===== Task data =====
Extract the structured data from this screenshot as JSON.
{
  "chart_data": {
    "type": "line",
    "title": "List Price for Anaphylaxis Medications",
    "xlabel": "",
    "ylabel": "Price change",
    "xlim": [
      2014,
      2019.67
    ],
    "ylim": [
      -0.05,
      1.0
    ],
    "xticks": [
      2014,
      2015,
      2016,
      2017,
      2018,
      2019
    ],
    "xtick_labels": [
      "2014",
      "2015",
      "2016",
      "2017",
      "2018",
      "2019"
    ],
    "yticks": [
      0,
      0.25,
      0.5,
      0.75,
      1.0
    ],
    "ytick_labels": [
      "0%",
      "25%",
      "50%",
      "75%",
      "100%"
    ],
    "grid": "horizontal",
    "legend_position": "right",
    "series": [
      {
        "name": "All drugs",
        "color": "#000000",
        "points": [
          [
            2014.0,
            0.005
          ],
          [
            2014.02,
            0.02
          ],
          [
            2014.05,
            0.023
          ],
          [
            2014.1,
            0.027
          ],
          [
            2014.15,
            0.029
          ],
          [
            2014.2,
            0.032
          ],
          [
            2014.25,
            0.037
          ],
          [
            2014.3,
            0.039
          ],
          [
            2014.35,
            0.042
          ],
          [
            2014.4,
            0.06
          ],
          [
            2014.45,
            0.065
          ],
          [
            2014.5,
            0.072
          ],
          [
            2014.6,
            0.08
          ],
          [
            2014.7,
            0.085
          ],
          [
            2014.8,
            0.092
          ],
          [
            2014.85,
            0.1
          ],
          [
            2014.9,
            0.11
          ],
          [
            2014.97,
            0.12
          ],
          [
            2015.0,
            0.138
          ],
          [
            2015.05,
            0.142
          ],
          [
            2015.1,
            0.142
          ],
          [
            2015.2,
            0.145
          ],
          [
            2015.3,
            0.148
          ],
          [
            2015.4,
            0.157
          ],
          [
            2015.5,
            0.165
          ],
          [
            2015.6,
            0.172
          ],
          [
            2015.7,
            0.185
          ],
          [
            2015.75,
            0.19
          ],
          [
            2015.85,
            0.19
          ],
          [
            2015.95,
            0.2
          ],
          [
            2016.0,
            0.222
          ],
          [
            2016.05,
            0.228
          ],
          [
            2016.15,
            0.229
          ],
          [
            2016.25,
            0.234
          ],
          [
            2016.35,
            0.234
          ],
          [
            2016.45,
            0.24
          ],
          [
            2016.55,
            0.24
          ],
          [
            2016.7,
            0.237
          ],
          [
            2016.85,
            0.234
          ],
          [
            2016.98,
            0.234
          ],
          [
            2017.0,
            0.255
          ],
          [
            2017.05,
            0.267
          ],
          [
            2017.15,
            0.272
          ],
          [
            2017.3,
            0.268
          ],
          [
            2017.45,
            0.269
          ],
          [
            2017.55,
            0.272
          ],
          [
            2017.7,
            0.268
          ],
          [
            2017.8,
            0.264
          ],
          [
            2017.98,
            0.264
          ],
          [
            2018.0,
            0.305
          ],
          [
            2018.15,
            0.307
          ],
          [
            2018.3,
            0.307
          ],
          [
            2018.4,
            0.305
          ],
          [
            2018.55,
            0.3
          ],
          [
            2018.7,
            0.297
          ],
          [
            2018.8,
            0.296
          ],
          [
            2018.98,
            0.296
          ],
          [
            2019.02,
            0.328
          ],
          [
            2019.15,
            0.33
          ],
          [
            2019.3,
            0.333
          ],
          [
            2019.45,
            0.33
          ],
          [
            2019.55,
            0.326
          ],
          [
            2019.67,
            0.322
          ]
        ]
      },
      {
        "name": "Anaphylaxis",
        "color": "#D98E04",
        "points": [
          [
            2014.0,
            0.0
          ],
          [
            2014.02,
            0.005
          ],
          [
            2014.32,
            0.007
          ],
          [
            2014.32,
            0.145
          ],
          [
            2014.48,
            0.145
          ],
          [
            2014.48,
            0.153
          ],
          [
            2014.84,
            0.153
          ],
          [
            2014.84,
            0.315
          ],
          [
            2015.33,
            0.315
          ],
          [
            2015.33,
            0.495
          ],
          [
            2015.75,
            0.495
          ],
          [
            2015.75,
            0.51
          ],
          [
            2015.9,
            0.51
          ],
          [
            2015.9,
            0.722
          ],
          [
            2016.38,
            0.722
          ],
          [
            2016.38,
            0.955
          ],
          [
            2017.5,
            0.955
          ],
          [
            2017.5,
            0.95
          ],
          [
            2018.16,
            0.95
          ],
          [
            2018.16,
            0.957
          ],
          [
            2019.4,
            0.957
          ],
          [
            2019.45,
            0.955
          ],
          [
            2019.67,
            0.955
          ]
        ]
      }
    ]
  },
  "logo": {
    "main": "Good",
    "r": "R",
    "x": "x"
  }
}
=====
▶ Requirement
Return the whole listing exactly, with every line included.

▶ Result
Extract the structured data from this screenshot as JSON.
{
  "chart_data": {
    "type": "line",
    "title": "List Price for Anaphylaxis Medications",
    "xlabel": "",
    "ylabel": "Price change",
    "xlim": [
      2014,
      2019.67
    ],
    "ylim": [
      -0.05,
      1.0
    ],
    "xticks": [
      2014,
      2015,
      2016,
      2017,
      2018,
      2019
    ],
    "xtick_labels": [
      "2014",
      "2015",
      "2016",
      "2017",
      "2018",
      "2019"
    ],
    "yticks": [
      0,
      0.25,
      0.5,
      0.75,
      1.0
    ],
    "ytick_labels": [
      "0%",
      "25%",
      "50%",
      "75%",
      "100%"
    ],
    "grid": "horizontal",
    "legend_position": "right",
    "series": [
      {
        "name": "All drugs",
        "color": "#000000",
        "points": [
          [
            2014.0,
            0.005
          ],
          [
            2014.02,
            0.02
          ],
          [
            2014.05,
            0.023
          ],
          [
            2014.1,
            0.027
          ],
          [
            2014.15,
            0.029
          ],
          [
            2014.2,
            0.032
          ],
          [
            2014.25,
            0.037
          ],
          [
            2014.3,
            0.039
          ],
          [
            2014.35,
            0.042
          ],
          [
            2014.4,
            0.06
          ],
          [
            2014.45,
            0.065
          ],
          [
            2014.5,
            0.072
          ],
          [
            2014.6,
            0.08
          ],
          [
            2014.7,
            0.085
          ],
          [
            2014.8,
            0.092
          ],
          [
            2014.85,
            0.1
          ],
          [
            2014.9,
            0.11
          ],
          [
            2014.97,
            0.12
          ],
          [
            2015.0,
            0.138
          ],
          [
            2015.05,
            0.142
          ],
          [
            2015.1,
            0.142
          ],
          [
            2015.2,
            0.145
          ],
          [
            2015.3,
            0.148
          ],
          [
            2015.4,
            0.157
          ],
          [
            2015.5,
            0.165
          ],
          [
            2015.6,
            0.172
          ],
          [
            2015.7,
            0.185
          ],
          [
            2015.75,
            0.19
          ],
          [
            2015.85,
            0.19
          ],
          [
            2015.95,
            0.2
          ],
          [
            2016.0,
            0.222
          ],
          [
            2016.05,
            0.228
          ],
          [
            2016.15,
            0.229
          ],
          [
            2016.25,
            0.234
          ],
          [
            2016.35,
            0.234
          ],
          [
            2016.45,
            0.24
          ],
          [
            2016.55,
            0.24
          ],
          [
            2016.7,
            0.237
          ],
          [
            2016.85,
            0.234
          ],
          [
            2016.98,
            0.234
          ],
          [
            2017.0,
            0.255
          ],
          [
            2017.05,
            0.267
          ],
          [
            2017.15,
            0.272
          ],
          [
            2017.3,
            0.268
          ],
          [
            2017.45,
            0.269
          ],
          [
            2017.55,
            0.272
          ],
          [
            2017.7,
            0.268
          ],
          [
            2017.8,
            0.264
          ],
          [
            2017.98,
            0.264
          ],
          [
            2018.0,
            0.305
          ],
          [
            2018.15,
            0.307
          ],
          [
            2018.3,
            0.307
          ],
          [
            2018.4,
            0.305
          ],
          [
            2018.55,
            0.3
          ],
          [
            2018.7,
            0.297
          ],
          [
            2018.8,
            0.296
          ],
          [
            2018.98,
            0.296
          ],
          [
            2019.02,
            0.328
          ],
          [
            2019.15,
            0.33
          ],
          [
            2019.3,
            0.333
          ],
          [
            2019.45,
            0.33
          ],
          [
            2019.55,
            0.326
          ],
          [
            2019.67,
            0.322
          ]
        ]
      },
      {
        "name": "Anaphylaxis",
        "color": "#D98E04",
        "points": [
          [
            2014.0,
            0.0
          ],
          [
            2014.02,
            0.005
          ],
          [
            2014.32,
            0.007
          ],
          [
            2014.32,
            0.145
          ],
          [
            2014.48,
            0.145
          ],
          [
            2014.48,
            0.153
          ],
          [
            2014.84,
            0.153
          ],
          [
            2014.84,
            0.315
          ],
          [
            2015.33,
            0.315
          ],
          [
            2015.33,
            0.495
          ],
          [
            2015.75,
            0.495
          ],
          [
            2015.75,
            0.51
          ],
          [
            2015.9,
            0.51
          ],
          [
            2015.9,
            0.722
          ],
          [
            2016.38,
            0.722
          ],
          [
            2016.38,
            0.955
          ],
          [
            2017.5,
            0.955
          ],
          [
            2017.5,
            0.95
          ],
          [
            2018.16,
            0.95
          ],
          [
            2018.16,
            0.957
          ],
          [
            2019.4,
            0.957
          ],
          [
            2019.45,
            0.955
          ],
          [
            2019.67,
            0.955
          ]
        ]
      }
    ]
  },
  "logo": {
    "main": "Good",
    "r": "R",
    "x": "x"
  }
}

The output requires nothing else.